» Dataset content

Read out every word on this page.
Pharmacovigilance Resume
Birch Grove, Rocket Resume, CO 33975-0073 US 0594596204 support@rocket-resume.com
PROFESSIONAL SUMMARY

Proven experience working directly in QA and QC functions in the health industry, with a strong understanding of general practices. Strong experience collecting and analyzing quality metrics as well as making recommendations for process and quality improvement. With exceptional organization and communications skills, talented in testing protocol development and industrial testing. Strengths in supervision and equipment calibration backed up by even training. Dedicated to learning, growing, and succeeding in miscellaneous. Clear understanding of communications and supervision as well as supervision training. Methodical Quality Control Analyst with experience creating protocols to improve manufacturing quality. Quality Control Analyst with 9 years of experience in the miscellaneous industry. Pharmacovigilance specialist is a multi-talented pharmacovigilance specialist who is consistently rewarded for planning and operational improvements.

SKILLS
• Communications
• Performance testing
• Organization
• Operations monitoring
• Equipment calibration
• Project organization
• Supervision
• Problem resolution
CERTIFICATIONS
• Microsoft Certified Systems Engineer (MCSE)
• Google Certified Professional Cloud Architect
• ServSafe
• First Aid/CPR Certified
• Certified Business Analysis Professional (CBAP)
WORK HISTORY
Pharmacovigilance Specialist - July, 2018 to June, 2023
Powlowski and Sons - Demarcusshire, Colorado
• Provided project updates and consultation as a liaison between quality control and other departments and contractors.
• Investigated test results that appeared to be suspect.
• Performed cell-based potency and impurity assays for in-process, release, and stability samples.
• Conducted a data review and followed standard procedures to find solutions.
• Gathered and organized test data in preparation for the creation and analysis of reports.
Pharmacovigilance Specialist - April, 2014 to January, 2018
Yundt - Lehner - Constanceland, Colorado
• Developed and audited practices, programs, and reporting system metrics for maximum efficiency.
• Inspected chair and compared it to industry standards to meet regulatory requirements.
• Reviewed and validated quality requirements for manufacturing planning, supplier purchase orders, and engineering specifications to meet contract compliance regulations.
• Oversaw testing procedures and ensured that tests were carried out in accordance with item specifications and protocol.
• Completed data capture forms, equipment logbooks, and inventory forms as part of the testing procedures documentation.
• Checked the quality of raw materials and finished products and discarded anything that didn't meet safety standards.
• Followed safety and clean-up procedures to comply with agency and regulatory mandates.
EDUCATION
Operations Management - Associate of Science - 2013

» Description of the task
Find the lines above that hold "procedures", then copy each of them.

» Reply to the task
• Conducted a data review and followed standard procedures to find solutions.
• Oversaw testing procedures and ensured that tests were carried out in accordance with item specifications and protocol.
• Completed data capture forms, equipment logbooks, and inventory forms as part of the testing procedures documentation.
• Followed safety and clean-up procedures to comply with agency and regulatory mandates.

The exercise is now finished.